• [The request]
Scan the data below. Pull out each line where "options" occurs.

• [Task input]
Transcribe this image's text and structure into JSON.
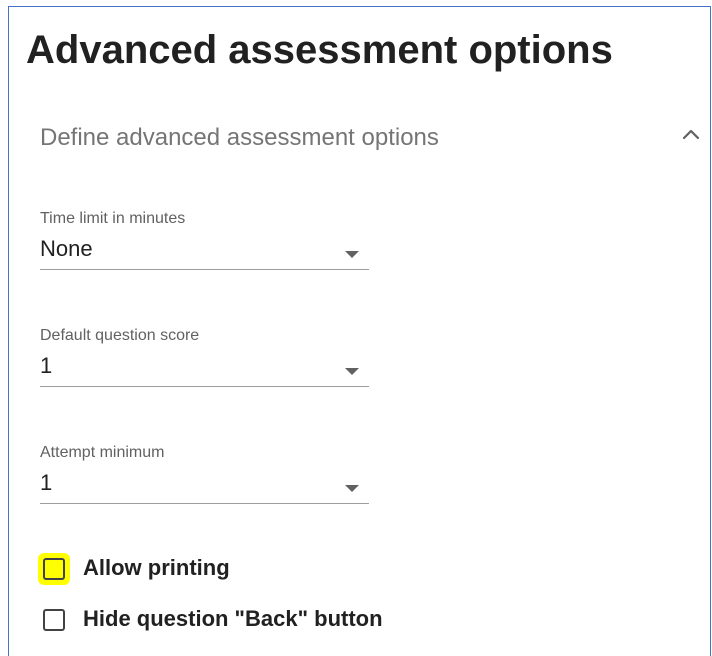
{
  "page": {
    "title": "Advanced assessment options"
  },
  "section": {
    "title": "Define advanced assessment options",
    "collapse_icon": "chevron-up-icon"
  },
  "fields": [
    {
      "label": "Time limit in minutes",
      "value": "None"
    },
    {
      "label": "Default question score",
      "value": "1"
    },
    {
      "label": "Attempt minimum",
      "value": "1"
    }
  ],
  "checkboxes": [
    {
      "label": "Allow printing",
      "checked": false,
      "highlighted": true
    },
    {
      "label": "Hide question \"Back\" button",
      "checked": false,
      "highlighted": false
    }
  ],
  "colors": {
    "highlight": "#ffff00",
    "frame_border": "#4472c4",
    "section_title": "#757575"
  }
}
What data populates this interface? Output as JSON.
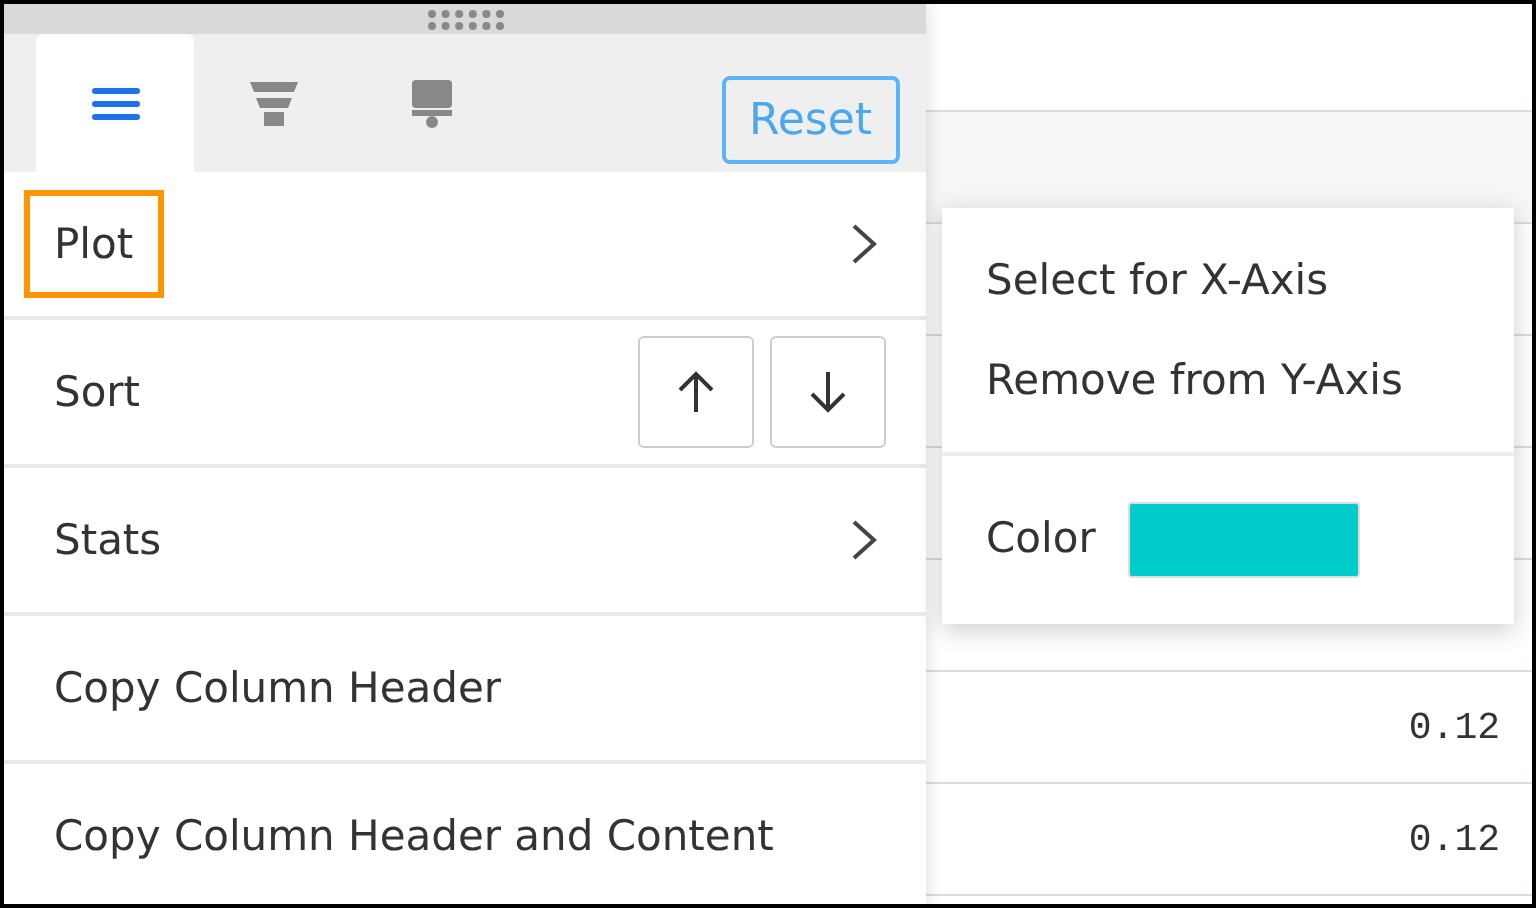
{
  "table": {
    "rows": [
      {
        "value": "0.12"
      },
      {
        "value": "0.12"
      }
    ]
  },
  "panel": {
    "tabs": [
      {
        "kind": "menu",
        "selected": true
      },
      {
        "kind": "filter",
        "selected": false
      },
      {
        "kind": "brush",
        "selected": false
      }
    ],
    "reset_button": "Reset",
    "items": [
      {
        "kind": "submenu",
        "label": "Plot",
        "focused": true
      },
      {
        "kind": "sort",
        "label": "Sort",
        "focused": false
      },
      {
        "kind": "submenu",
        "label": "Stats",
        "focused": false
      },
      {
        "kind": "plain",
        "label": "Copy Column Header",
        "focused": false
      },
      {
        "kind": "plain",
        "label": "Copy Column Header and Content",
        "focused": false
      }
    ]
  },
  "submenu": {
    "items": [
      "Select for X-Axis",
      "Remove from Y-Axis"
    ],
    "color_label": "Color",
    "color": "#00cccc"
  }
}
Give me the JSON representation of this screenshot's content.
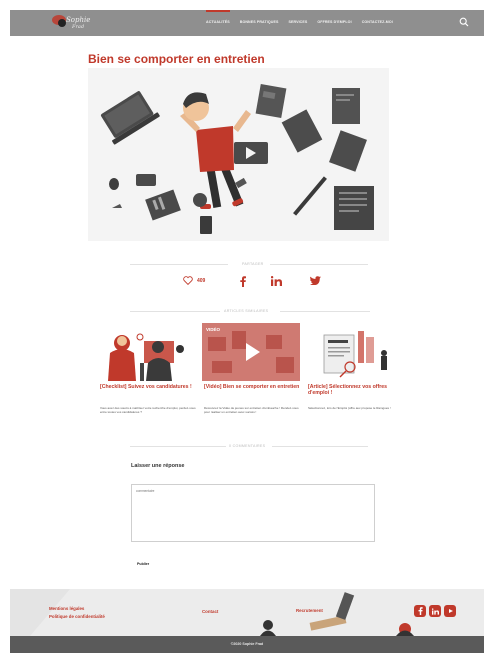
{
  "header": {
    "logo_text": "Sophie",
    "logo_subtext": "Frad",
    "nav": [
      "ACTUALITÉS",
      "BONNES PRATIQUES",
      "SERVICES",
      "OFFRES D'EMPLOI",
      "CONTACTEZ-MOI"
    ],
    "active_nav_index": 0
  },
  "article": {
    "title": "Bien se comporter en entretien",
    "image_alt": "Illustration of a man relaxing on the floor surrounded by office items"
  },
  "share": {
    "section_label": "Partager",
    "likes_count": "409"
  },
  "related": {
    "section_label": "Articles similaires",
    "cards": [
      {
        "title": "[Checklist] Suivez vos candidatures !",
        "text": "Vous avez des soucis à maîtriser votre recherche d'emploi, perdez-vous entre toutes vos candidatures ?"
      },
      {
        "title": "[Vidéo] Bien se comporter en entretien",
        "text": "Découvrez la Vidéo de jeunes sur entretien d'embauche ! Rendez-vous pour réaliser un entretien avec succès !",
        "image_label": "VIDÉO"
      },
      {
        "title": "[Article] Sélectionnez vos offres d'emploi !",
        "text": "Sélectionnez, lors de l'Emploi (offre aux propose le Ramgues !"
      }
    ]
  },
  "comments": {
    "section_label": "0 commentaires",
    "reply_title": "Laisser une réponse",
    "comment_placeholder": "commentaire",
    "submit_label": "Publier"
  },
  "footer": {
    "legal_link": "Mentions légales",
    "privacy_link": "Politique de confidentialité",
    "contact_link": "Contact",
    "recruiter_link": "Recrutement",
    "copyright": "©2020 Sophie Frad"
  },
  "colors": {
    "accent": "#c0392b",
    "header_bg": "#8f8f8f",
    "footer_bg": "#ececec",
    "bottom_bar": "#5a5a5a"
  },
  "icons": [
    "search-icon",
    "heart-icon",
    "facebook-icon",
    "linkedin-icon",
    "twitter-icon",
    "play-icon",
    "facebook-square-icon",
    "linkedin-square-icon",
    "youtube-icon"
  ]
}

• [Response to this exercise]
    "title": "Advanced assessment options"
    "title": "Define advanced assessment options",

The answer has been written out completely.